◆ EXERCISE INPUT ◆

┌──

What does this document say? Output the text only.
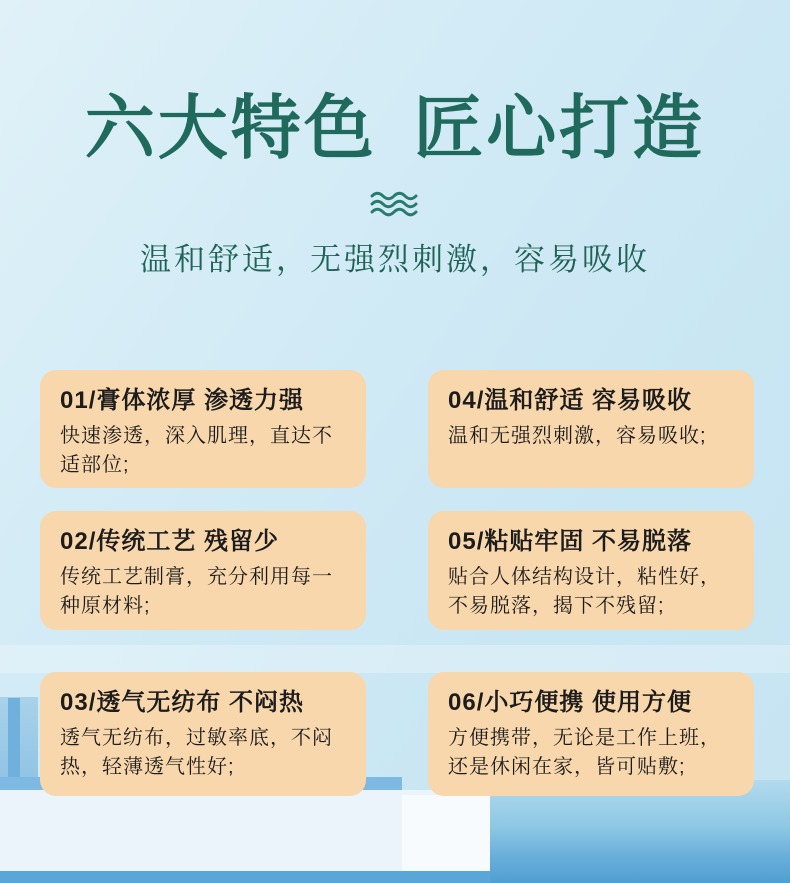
六大特色 匠心打造

温和舒适，无强烈刺激，容易吸收

01/膏体浓厚 渗透力强

快速渗透，深入肌理，直达不适部位;

04/温和舒适 容易吸收

温和无强烈刺激，容易吸收;

02/传统工艺 残留少

传统工艺制膏，充分利用每一种原材料;

05/粘贴牢固 不易脱落

贴合人体结构设计，粘性好，不易脱落，揭下不残留;

03/透气无纺布 不闷热

透气无纺布，过敏率底，不闷热，轻薄透气性好;

06/小巧便携 使用方便

方便携带，无论是工作上班，还是休闲在家，皆可贴敷;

└──

◆ PROBLEM STATEMENT ◆
Leave out the pictures and transcribe everything else exactly.

◆ WORKED SOLUTION ◆
What does this document say? Output the text only.
六大特色 匠心打造

温和舒适，无强烈刺激，容易吸收

01/膏体浓厚 渗透力强

快速渗透，深入肌理，直达不适部位;

04/温和舒适 容易吸收

温和无强烈刺激，容易吸收;

02/传统工艺 残留少

传统工艺制膏，充分利用每一种原材料;

05/粘贴牢固 不易脱落

贴合人体结构设计，粘性好，不易脱落，揭下不残留;

03/透气无纺布 不闷热

透气无纺布，过敏率底，不闷热，轻薄透气性好;

06/小巧便携 使用方便

方便携带，无论是工作上班，还是休闲在家，皆可贴敷;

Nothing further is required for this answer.